REQUEST: Below is a listing; write it out exactly and drop any images from it.

Start of SUPPLIED MATERIAL

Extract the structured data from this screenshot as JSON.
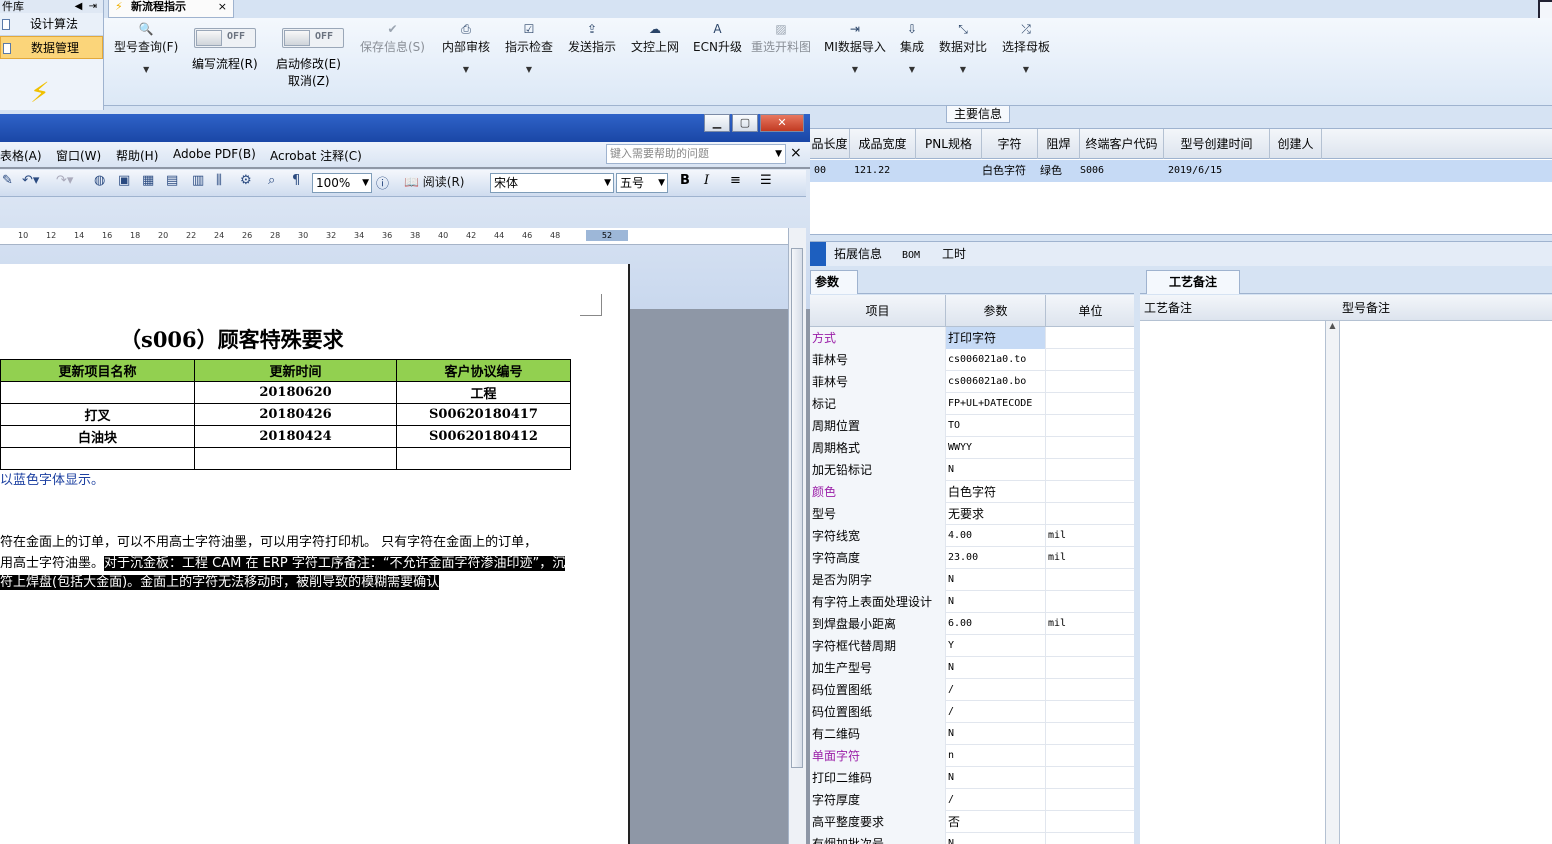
{
  "leftnav": {
    "header": "件库",
    "items": [
      {
        "label": "设计算法"
      },
      {
        "label": "数据管理"
      }
    ]
  },
  "tab": {
    "title": "新流程指示",
    "close": "×"
  },
  "ribbon": {
    "buttons": [
      {
        "label": "型号查询(F)",
        "icon": "search-icon"
      },
      {
        "label": "保存信息(S)",
        "icon": "check-icon"
      },
      {
        "label": "内部审核",
        "icon": "printer-icon"
      },
      {
        "label": "指示检查",
        "icon": "checklist-icon"
      },
      {
        "label": "发送指示",
        "icon": "upload-icon"
      },
      {
        "label": "文控上网",
        "icon": "cloud-icon"
      },
      {
        "label": "ECN升级",
        "icon": "font-icon"
      },
      {
        "label": "重选开料图",
        "icon": "image-icon"
      },
      {
        "label": "MI数据导入",
        "icon": "import-icon"
      },
      {
        "label": "集成",
        "icon": "download-icon"
      },
      {
        "label": "数据对比",
        "icon": "compare-icon"
      },
      {
        "label": "选择母板",
        "icon": "shuffle-icon"
      }
    ],
    "toggles": [
      {
        "label": "编写流程(R)",
        "state": "OFF"
      },
      {
        "label": "启动修改(E)",
        "sublabel": "取消(Z)",
        "state": "OFF"
      }
    ]
  },
  "info": {
    "section_label": "主要信息",
    "columns": [
      "品长度",
      "成品宽度",
      "PNL规格",
      "字符",
      "阻焊",
      "终端客户代码",
      "型号创建时间",
      "创建人"
    ],
    "row": [
      "00",
      "121.22",
      "",
      "白色字符",
      "绿色",
      "S006",
      "2019/6/15",
      ""
    ]
  },
  "subtabs": [
    "拓展信息",
    "BOM",
    "工时"
  ],
  "params": {
    "tab": "参数",
    "headers": [
      "项目",
      "参数",
      "单位"
    ],
    "rows": [
      {
        "name": "方式",
        "value": "打印字符",
        "unit": "",
        "purple": true,
        "selected": true
      },
      {
        "name": "菲林号",
        "value": "cs006021a0.to",
        "unit": "",
        "mono": true
      },
      {
        "name": "菲林号",
        "value": "cs006021a0.bo",
        "unit": "",
        "mono": true
      },
      {
        "name": "标记",
        "value": "FP+UL+DATECODE",
        "unit": "",
        "mono": true
      },
      {
        "name": "周期位置",
        "value": "TO",
        "unit": "",
        "mono": true
      },
      {
        "name": "周期格式",
        "value": "WWYY",
        "unit": "",
        "mono": true
      },
      {
        "name": "加无铅标记",
        "value": "N",
        "unit": "",
        "mono": true
      },
      {
        "name": "颜色",
        "value": "白色字符",
        "unit": "",
        "purple": true
      },
      {
        "name": "型号",
        "value": "无要求",
        "unit": ""
      },
      {
        "name": "字符线宽",
        "value": "4.00",
        "unit": "mil",
        "mono": true
      },
      {
        "name": "字符高度",
        "value": "23.00",
        "unit": "mil",
        "mono": true
      },
      {
        "name": "是否为阴字",
        "value": "N",
        "unit": "",
        "mono": true
      },
      {
        "name": "有字符上表面处理设计",
        "value": "N",
        "unit": "",
        "mono": true
      },
      {
        "name": "到焊盘最小距离",
        "value": "6.00",
        "unit": "mil",
        "mono": true
      },
      {
        "name": "字符框代替周期",
        "value": "Y",
        "unit": "",
        "mono": true
      },
      {
        "name": "加生产型号",
        "value": "N",
        "unit": "",
        "mono": true
      },
      {
        "name": "码位置图纸",
        "value": "/",
        "unit": "",
        "mono": true
      },
      {
        "name": "码位置图纸",
        "value": "/",
        "unit": "",
        "mono": true
      },
      {
        "name": "有二维码",
        "value": "N",
        "unit": "",
        "mono": true
      },
      {
        "name": "单面字符",
        "value": "n",
        "unit": "",
        "purple": true,
        "mono": true
      },
      {
        "name": "打印二维码",
        "value": "N",
        "unit": "",
        "mono": true
      },
      {
        "name": "字符厚度",
        "value": "/",
        "unit": "",
        "mono": true
      },
      {
        "name": "高平整度要求",
        "value": "否",
        "unit": ""
      },
      {
        "name": "有烟加批次号",
        "value": "N",
        "unit": "",
        "mono": true
      }
    ]
  },
  "notes": {
    "tab": "工艺备注",
    "headers": [
      "工艺备注",
      "型号备注"
    ]
  },
  "word": {
    "menu": [
      "表格(A)",
      "窗口(W)",
      "帮助(H)",
      "Adobe PDF(B)",
      "Acrobat 注释(C)"
    ],
    "search_placeholder": "键入需要帮助的问题",
    "close": "×",
    "zoom": "100%",
    "read_label": "阅读(R)",
    "font": "宋体",
    "size": "五号",
    "ruler": [
      "10",
      "12",
      "14",
      "16",
      "18",
      "20",
      "22",
      "24",
      "26",
      "28",
      "30",
      "32",
      "34",
      "36",
      "38",
      "40",
      "42",
      "44",
      "46",
      "48",
      "52"
    ],
    "title": "（s006）顾客特殊要求",
    "table": {
      "headers": [
        "更新项目名称",
        "更新时间",
        "客户协议编号"
      ],
      "rows": [
        [
          "",
          "20180620",
          "工程"
        ],
        [
          "打叉",
          "20180426",
          "S00620180417"
        ],
        [
          "白油块",
          "20180424",
          "S00620180412"
        ],
        [
          "",
          "",
          ""
        ]
      ]
    },
    "para_blue": "以蓝色字体显示。",
    "para1": "符在金面上的订单，可以不用高士字符油墨，可以用字符打印机。   只有字符在金面上的订单，",
    "para2_a": "用高士字符油墨。",
    "para2_b": "对于沉金板：工程 CAM 在 ERP 字符工序备注：“不允许金面字符渗油印迹”，沉",
    "para3": "符上焊盘(包括大金面)。金面上的字符无法移动时，被削导致的模糊需要确认"
  }
}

End of SUPPLIED MATERIAL

THE ANSWER:
Extract the structured data from this screenshot as JSON.
{
  "leftnav": {
    "header": "件库",
    "items": [
      {
        "label": "设计算法"
      },
      {
        "label": "数据管理"
      }
    ]
  },
  "tab": {
    "title": "新流程指示",
    "close": "×"
  },
  "ribbon": {
    "buttons": [
      {
        "label": "型号查询(F)",
        "icon": "search-icon"
      },
      {
        "label": "保存信息(S)",
        "icon": "check-icon"
      },
      {
        "label": "内部审核",
        "icon": "printer-icon"
      },
      {
        "label": "指示检查",
        "icon": "checklist-icon"
      },
      {
        "label": "发送指示",
        "icon": "upload-icon"
      },
      {
        "label": "文控上网",
        "icon": "cloud-icon"
      },
      {
        "label": "ECN升级",
        "icon": "font-icon"
      },
      {
        "label": "重选开料图",
        "icon": "image-icon"
      },
      {
        "label": "MI数据导入",
        "icon": "import-icon"
      },
      {
        "label": "集成",
        "icon": "download-icon"
      },
      {
        "label": "数据对比",
        "icon": "compare-icon"
      },
      {
        "label": "选择母板",
        "icon": "shuffle-icon"
      }
    ],
    "toggles": [
      {
        "label": "编写流程(R)",
        "state": "OFF"
      },
      {
        "label": "启动修改(E)",
        "sublabel": "取消(Z)",
        "state": "OFF"
      }
    ]
  },
  "info": {
    "section_label": "主要信息",
    "columns": [
      "品长度",
      "成品宽度",
      "PNL规格",
      "字符",
      "阻焊",
      "终端客户代码",
      "型号创建时间",
      "创建人"
    ],
    "row": [
      "00",
      "121.22",
      "",
      "白色字符",
      "绿色",
      "S006",
      "2019/6/15",
      ""
    ]
  },
  "subtabs": [
    "拓展信息",
    "BOM",
    "工时"
  ],
  "params": {
    "tab": "参数",
    "headers": [
      "项目",
      "参数",
      "单位"
    ],
    "rows": [
      {
        "name": "方式",
        "value": "打印字符",
        "unit": "",
        "purple": true,
        "selected": true
      },
      {
        "name": "菲林号",
        "value": "cs006021a0.to",
        "unit": "",
        "mono": true
      },
      {
        "name": "菲林号",
        "value": "cs006021a0.bo",
        "unit": "",
        "mono": true
      },
      {
        "name": "标记",
        "value": "FP+UL+DATECODE",
        "unit": "",
        "mono": true
      },
      {
        "name": "周期位置",
        "value": "TO",
        "unit": "",
        "mono": true
      },
      {
        "name": "周期格式",
        "value": "WWYY",
        "unit": "",
        "mono": true
      },
      {
        "name": "加无铅标记",
        "value": "N",
        "unit": "",
        "mono": true
      },
      {
        "name": "颜色",
        "value": "白色字符",
        "unit": "",
        "purple": true
      },
      {
        "name": "型号",
        "value": "无要求",
        "unit": ""
      },
      {
        "name": "字符线宽",
        "value": "4.00",
        "unit": "mil",
        "mono": true
      },
      {
        "name": "字符高度",
        "value": "23.00",
        "unit": "mil",
        "mono": true
      },
      {
        "name": "是否为阴字",
        "value": "N",
        "unit": "",
        "mono": true
      },
      {
        "name": "有字符上表面处理设计",
        "value": "N",
        "unit": "",
        "mono": true
      },
      {
        "name": "到焊盘最小距离",
        "value": "6.00",
        "unit": "mil",
        "mono": true
      },
      {
        "name": "字符框代替周期",
        "value": "Y",
        "unit": "",
        "mono": true
      },
      {
        "name": "加生产型号",
        "value": "N",
        "unit": "",
        "mono": true
      },
      {
        "name": "码位置图纸",
        "value": "/",
        "unit": "",
        "mono": true
      },
      {
        "name": "码位置图纸",
        "value": "/",
        "unit": "",
        "mono": true
      },
      {
        "name": "有二维码",
        "value": "N",
        "unit": "",
        "mono": true
      },
      {
        "name": "单面字符",
        "value": "n",
        "unit": "",
        "purple": true,
        "mono": true
      },
      {
        "name": "打印二维码",
        "value": "N",
        "unit": "",
        "mono": true
      },
      {
        "name": "字符厚度",
        "value": "/",
        "unit": "",
        "mono": true
      },
      {
        "name": "高平整度要求",
        "value": "否",
        "unit": ""
      },
      {
        "name": "有烟加批次号",
        "value": "N",
        "unit": "",
        "mono": true
      }
    ]
  },
  "notes": {
    "tab": "工艺备注",
    "headers": [
      "工艺备注",
      "型号备注"
    ]
  },
  "word": {
    "menu": [
      "表格(A)",
      "窗口(W)",
      "帮助(H)",
      "Adobe PDF(B)",
      "Acrobat 注释(C)"
    ],
    "search_placeholder": "键入需要帮助的问题",
    "close": "×",
    "zoom": "100%",
    "read_label": "阅读(R)",
    "font": "宋体",
    "size": "五号",
    "ruler": [
      "10",
      "12",
      "14",
      "16",
      "18",
      "20",
      "22",
      "24",
      "26",
      "28",
      "30",
      "32",
      "34",
      "36",
      "38",
      "40",
      "42",
      "44",
      "46",
      "48",
      "52"
    ],
    "title": "（s006）顾客特殊要求",
    "table": {
      "headers": [
        "更新项目名称",
        "更新时间",
        "客户协议编号"
      ],
      "rows": [
        [
          "",
          "20180620",
          "工程"
        ],
        [
          "打叉",
          "20180426",
          "S00620180417"
        ],
        [
          "白油块",
          "20180424",
          "S00620180412"
        ],
        [
          "",
          "",
          ""
        ]
      ]
    },
    "para_blue": "以蓝色字体显示。",
    "para1": "符在金面上的订单，可以不用高士字符油墨，可以用字符打印机。   只有字符在金面上的订单，",
    "para2_a": "用高士字符油墨。",
    "para2_b": "对于沉金板：工程 CAM 在 ERP 字符工序备注：“不允许金面字符渗油印迹”，沉",
    "para3": "符上焊盘(包括大金面)。金面上的字符无法移动时，被削导致的模糊需要确认"
  }
}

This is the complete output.